**What the task asks**. Repeat the whole of the data, keeping every detail the same.
[Start of Exercise materials]
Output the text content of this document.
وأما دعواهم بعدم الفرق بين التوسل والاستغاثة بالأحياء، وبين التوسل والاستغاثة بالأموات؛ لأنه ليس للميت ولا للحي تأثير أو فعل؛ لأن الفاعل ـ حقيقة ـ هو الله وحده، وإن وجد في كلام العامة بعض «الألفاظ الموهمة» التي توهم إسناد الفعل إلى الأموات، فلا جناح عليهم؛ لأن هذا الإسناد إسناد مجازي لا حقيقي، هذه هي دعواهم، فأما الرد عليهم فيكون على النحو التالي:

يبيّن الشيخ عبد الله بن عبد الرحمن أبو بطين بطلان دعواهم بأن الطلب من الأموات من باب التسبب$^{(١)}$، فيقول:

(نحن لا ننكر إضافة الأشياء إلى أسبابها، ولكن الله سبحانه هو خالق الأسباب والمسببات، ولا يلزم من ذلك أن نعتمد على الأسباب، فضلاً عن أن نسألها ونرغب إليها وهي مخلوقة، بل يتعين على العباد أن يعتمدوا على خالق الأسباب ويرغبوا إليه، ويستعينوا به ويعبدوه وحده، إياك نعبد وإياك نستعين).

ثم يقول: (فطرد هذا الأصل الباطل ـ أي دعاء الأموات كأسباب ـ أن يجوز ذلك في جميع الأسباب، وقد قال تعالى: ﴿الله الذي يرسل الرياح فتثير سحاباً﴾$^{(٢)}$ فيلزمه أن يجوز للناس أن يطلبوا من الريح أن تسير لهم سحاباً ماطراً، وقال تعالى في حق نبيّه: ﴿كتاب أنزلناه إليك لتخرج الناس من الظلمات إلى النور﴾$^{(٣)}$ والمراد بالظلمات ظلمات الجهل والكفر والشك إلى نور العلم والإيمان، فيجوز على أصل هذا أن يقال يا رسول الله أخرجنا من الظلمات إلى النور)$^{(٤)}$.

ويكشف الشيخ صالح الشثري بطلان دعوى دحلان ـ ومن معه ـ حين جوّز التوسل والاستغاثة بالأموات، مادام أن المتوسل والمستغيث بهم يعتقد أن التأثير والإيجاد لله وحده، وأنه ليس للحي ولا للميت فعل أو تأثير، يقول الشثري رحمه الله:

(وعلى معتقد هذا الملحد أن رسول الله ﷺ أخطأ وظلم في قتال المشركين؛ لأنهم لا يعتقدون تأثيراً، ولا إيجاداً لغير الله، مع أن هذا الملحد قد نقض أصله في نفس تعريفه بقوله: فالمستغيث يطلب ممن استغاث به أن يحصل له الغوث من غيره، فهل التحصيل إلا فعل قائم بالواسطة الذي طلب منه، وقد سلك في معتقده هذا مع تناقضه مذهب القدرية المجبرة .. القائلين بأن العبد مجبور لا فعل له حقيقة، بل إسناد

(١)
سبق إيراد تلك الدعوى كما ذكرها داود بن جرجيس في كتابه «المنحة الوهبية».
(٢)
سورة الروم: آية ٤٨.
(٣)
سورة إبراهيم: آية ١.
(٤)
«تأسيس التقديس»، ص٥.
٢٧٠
[End of Exercise materials]
**Answer in full**.
Output the text content of this document.
وأما دعواهم بعدم الفرق بين التوسل والاستغاثة بالأحياء، وبين التوسل والاستغاثة بالأموات؛ لأنه ليس للميت ولا للحي تأثير أو فعل؛ لأن الفاعل ـ حقيقة ـ هو الله وحده، وإن وجد في كلام العامة بعض «الألفاظ الموهمة» التي توهم إسناد الفعل إلى الأموات، فلا جناح عليهم؛ لأن هذا الإسناد إسناد مجازي لا حقيقي، هذه هي دعواهم، فأما الرد عليهم فيكون على النحو التالي:

يبيّن الشيخ عبد الله بن عبد الرحمن أبو بطين بطلان دعواهم بأن الطلب من الأموات من باب التسبب$^{(١)}$، فيقول:

(نحن لا ننكر إضافة الأشياء إلى أسبابها، ولكن الله سبحانه هو خالق الأسباب والمسببات، ولا يلزم من ذلك أن نعتمد على الأسباب، فضلاً عن أن نسألها ونرغب إليها وهي مخلوقة، بل يتعين على العباد أن يعتمدوا على خالق الأسباب ويرغبوا إليه، ويستعينوا به ويعبدوه وحده، إياك نعبد وإياك نستعين).

ثم يقول: (فطرد هذا الأصل الباطل ـ أي دعاء الأموات كأسباب ـ أن يجوز ذلك في جميع الأسباب، وقد قال تعالى: ﴿الله الذي يرسل الرياح فتثير سحاباً﴾$^{(٢)}$ فيلزمه أن يجوز للناس أن يطلبوا من الريح أن تسير لهم سحاباً ماطراً، وقال تعالى في حق نبيّه: ﴿كتاب أنزلناه إليك لتخرج الناس من الظلمات إلى النور﴾$^{(٣)}$ والمراد بالظلمات ظلمات الجهل والكفر والشك إلى نور العلم والإيمان، فيجوز على أصل هذا أن يقال يا رسول الله أخرجنا من الظلمات إلى النور)$^{(٤)}$.

ويكشف الشيخ صالح الشثري بطلان دعوى دحلان ـ ومن معه ـ حين جوّز التوسل والاستغاثة بالأموات، مادام أن المتوسل والمستغيث بهم يعتقد أن التأثير والإيجاد لله وحده، وأنه ليس للحي ولا للميت فعل أو تأثير، يقول الشثري رحمه الله:

(وعلى معتقد هذا الملحد أن رسول الله ﷺ أخطأ وظلم في قتال المشركين؛ لأنهم لا يعتقدون تأثيراً، ولا إيجاداً لغير الله، مع أن هذا الملحد قد نقض أصله في نفس تعريفه بقوله: فالمستغيث يطلب ممن استغاث به أن يحصل له الغوث من غيره، فهل التحصيل إلا فعل قائم بالواسطة الذي طلب منه، وقد سلك في معتقده هذا مع تناقضه مذهب القدرية المجبرة .. القائلين بأن العبد مجبور لا فعل له حقيقة، بل إسناد

(١)
سبق إيراد تلك الدعوى كما ذكرها داود بن جرجيس في كتابه «المنحة الوهبية».
(٢)
سورة الروم: آية ٤٨.
(٣)
سورة إبراهيم: آية ١.
(٤)
«تأسيس التقديس»، ص٥.
٢٧٠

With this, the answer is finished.